▶ **Kurze Übung 1**:
Schreiben Sie aus dem Artikel über Jay Lenos Autosammlung den Abschnitt von „In dieser Gegend, rund“ bis einschließlich „(Foto: Foto: Pressinform)“ wortgetreu ab.

▶ **Textausschnitt**:
::::::

Autosammlung Jay Leno:Lenos geheime Schätze

Vom Fiat Topolino bis zum Düsenauto von Chrysler: Die Autosammlung des amerikanischen Late-Night-Talkers Jay Leno ist spektakulär und ziemlich einzigartig. Ein Besuch.

Stefan Grundhoff

In dieser Gegend, rund eine halbe Stunde nördlich von Los Angeles, verirrt sich sicher niemand zufällig. Nach einem Museum oder einer entsprechenden Beschilderung braucht man in der leicht heruntergekommenen Wohnsiedlung im Schatten der Hollywood Hills auch gar nicht erst zu suchen: Nichts deutet darauf hin, dass in den Hallen an der Rückseite des Flughafens von Burbank mehr als 130 spektakuläre Fahrzeuge und 100 Motorräder in einer einzigartigen Ausstellung erstrahlen - die Sammlung des US-Showmasters Jay Leno.

Autosammlung Jay Leno

Ein "Flügeltürer" in strahlendem Grau: Mercedes 300 SL, ein Glanzstück der Leno-Sammlung

(Foto: Foto: Pressinform)

::::::

▶ **Bereitgestellte Angaben**:
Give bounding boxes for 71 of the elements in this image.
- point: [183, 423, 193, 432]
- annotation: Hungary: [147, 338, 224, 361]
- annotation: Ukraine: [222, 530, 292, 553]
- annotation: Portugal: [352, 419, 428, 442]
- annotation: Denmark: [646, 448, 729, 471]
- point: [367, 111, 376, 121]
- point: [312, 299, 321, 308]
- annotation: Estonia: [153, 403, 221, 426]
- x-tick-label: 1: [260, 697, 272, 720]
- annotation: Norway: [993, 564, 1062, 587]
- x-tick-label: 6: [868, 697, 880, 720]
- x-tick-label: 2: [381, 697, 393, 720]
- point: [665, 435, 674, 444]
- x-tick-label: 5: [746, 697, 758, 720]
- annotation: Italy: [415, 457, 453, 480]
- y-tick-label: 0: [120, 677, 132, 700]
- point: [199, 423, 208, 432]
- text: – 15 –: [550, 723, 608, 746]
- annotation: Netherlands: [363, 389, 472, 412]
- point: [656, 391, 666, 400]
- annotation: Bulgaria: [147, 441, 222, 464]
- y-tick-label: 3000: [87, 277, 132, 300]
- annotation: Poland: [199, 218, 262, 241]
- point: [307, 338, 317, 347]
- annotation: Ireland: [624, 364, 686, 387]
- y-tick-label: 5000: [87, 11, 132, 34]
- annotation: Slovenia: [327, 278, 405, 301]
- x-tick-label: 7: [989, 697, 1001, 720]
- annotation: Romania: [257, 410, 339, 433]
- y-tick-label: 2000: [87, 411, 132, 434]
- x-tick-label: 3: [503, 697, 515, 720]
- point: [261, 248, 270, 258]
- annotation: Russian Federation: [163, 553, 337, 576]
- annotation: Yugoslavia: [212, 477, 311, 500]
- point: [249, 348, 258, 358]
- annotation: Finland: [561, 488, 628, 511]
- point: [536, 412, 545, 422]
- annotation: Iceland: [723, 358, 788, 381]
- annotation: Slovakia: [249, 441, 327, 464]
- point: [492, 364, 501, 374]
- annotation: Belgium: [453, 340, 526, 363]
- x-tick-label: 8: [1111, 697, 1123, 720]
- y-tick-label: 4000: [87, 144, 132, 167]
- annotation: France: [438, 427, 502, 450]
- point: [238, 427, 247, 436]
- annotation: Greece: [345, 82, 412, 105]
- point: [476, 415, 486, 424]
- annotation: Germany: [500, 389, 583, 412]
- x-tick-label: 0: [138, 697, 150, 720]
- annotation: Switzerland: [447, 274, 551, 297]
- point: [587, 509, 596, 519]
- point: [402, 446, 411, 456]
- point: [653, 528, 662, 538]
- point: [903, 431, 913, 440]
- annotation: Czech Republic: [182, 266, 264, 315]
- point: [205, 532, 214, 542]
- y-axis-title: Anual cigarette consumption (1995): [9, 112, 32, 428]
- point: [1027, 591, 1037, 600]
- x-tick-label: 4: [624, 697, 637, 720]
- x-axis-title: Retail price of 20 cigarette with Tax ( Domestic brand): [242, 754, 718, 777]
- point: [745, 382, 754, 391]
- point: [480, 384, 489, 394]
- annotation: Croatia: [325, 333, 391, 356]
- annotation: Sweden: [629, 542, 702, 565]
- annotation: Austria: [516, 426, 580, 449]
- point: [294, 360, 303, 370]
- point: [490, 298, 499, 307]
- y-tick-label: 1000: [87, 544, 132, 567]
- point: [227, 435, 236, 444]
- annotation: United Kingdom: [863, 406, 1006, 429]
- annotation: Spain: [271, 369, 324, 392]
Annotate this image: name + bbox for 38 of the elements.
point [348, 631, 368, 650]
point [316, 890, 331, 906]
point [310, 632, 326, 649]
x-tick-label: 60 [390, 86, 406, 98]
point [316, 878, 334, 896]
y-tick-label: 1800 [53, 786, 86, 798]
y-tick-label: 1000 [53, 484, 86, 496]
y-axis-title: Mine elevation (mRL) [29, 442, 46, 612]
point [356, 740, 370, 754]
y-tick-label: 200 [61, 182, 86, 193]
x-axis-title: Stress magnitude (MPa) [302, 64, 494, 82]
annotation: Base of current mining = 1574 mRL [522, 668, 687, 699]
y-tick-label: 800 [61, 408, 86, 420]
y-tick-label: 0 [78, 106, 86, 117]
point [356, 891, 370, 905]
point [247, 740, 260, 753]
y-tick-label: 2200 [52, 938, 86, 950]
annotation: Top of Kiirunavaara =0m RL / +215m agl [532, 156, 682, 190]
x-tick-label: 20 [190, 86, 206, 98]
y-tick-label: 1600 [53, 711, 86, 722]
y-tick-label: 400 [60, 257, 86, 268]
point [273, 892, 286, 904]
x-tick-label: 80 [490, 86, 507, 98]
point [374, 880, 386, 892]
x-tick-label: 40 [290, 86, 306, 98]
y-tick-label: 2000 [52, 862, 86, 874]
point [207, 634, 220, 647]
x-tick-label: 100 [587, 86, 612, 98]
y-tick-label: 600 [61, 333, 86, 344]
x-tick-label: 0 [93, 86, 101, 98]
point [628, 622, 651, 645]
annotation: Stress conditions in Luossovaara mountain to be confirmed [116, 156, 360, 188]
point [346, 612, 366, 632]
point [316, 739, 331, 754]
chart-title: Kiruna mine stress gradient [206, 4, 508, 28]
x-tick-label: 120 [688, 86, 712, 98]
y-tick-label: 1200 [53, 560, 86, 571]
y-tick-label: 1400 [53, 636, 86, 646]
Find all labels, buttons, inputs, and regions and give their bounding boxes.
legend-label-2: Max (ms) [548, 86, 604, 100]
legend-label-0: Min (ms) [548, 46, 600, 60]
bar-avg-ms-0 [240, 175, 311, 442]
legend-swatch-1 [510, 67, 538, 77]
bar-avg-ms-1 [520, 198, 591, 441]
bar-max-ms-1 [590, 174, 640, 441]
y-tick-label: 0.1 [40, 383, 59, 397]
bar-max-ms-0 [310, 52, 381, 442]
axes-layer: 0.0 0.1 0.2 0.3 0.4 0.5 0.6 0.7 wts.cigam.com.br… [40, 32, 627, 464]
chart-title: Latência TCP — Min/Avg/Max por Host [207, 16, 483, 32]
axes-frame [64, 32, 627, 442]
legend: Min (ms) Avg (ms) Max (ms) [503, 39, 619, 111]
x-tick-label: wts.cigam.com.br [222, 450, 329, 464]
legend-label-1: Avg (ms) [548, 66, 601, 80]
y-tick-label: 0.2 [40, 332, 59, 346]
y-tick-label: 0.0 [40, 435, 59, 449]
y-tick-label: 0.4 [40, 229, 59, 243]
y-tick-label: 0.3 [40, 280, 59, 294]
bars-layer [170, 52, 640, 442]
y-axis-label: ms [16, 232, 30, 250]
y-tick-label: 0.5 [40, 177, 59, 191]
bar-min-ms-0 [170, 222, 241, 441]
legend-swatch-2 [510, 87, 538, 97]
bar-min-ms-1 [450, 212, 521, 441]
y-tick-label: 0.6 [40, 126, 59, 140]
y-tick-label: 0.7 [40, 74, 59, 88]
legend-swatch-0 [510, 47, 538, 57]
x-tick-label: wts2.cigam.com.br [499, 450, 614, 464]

::::::

▶ **Kurze Übung 2**:
Geben Sie die Zeilen, die auf den Artikel folgen, vom ersten Eintrag bis einschließlich der Zeile mit „- text: – 15 –: [550, 723, 608, 746]“ als nummerierte Liste aus und lassen Sie dabei Leerzeilen weg.

▶ **Lösung 1**:
In dieser Gegend, rund eine halbe Stunde nördlich von Los Angeles, verirrt sich sicher niemand zufällig. Nach einem Museum oder einer entsprechenden Beschilderung braucht man in der leicht heruntergekommenen Wohnsiedlung im Schatten der Hollywood Hills auch gar nicht erst zu suchen: Nichts deutet darauf hin, dass in den Hallen an der Rückseite des Flughafens von Burbank mehr als 130 spektakuläre Fahrzeuge und 100 Motorräder in einer einzigartigen Ausstellung erstrahlen - die Sammlung des US-Showmasters Jay Leno.

Autosammlung Jay Leno

Ein "Flügeltürer" in strahlendem Grau: Mercedes 300 SL, ein Glanzstück der Leno-Sammlung

(Foto: Foto: Pressinform)

▶ **Lösung 2**:
1. Give bounding boxes for 71 of the elements in this image.
2. - point: [183, 423, 193, 432]
3. - annotation: Hungary: [147, 338, 224, 361]
4. - annotation: Ukraine: [222, 530, 292, 553]
5. - annotation: Portugal: [352, 419, 428, 442]
6. - annotation: Denmark: [646, 448, 729, 471]
7. - point: [367, 111, 376, 121]
8. - point: [312, 299, 321, 308]
9. - annotation: Estonia: [153, 403, 221, 426]
10. - x-tick-label: 1: [260, 697, 272, 720]
11. - annotation: Norway: [993, 564, 1062, 587]
12. - x-tick-label: 6: [868, 697, 880, 720]
13. - x-tick-label: 2: [381, 697, 393, 720]
14. - point: [665, 435, 674, 444]
15. - x-tick-label: 5: [746, 697, 758, 720]
16. - annotation: Italy: [415, 457, 453, 480]
17. - y-tick-label: 0: [120, 677, 132, 700]
18. - point: [199, 423, 208, 432]
19. - text: – 15 –: [550, 723, 608, 746]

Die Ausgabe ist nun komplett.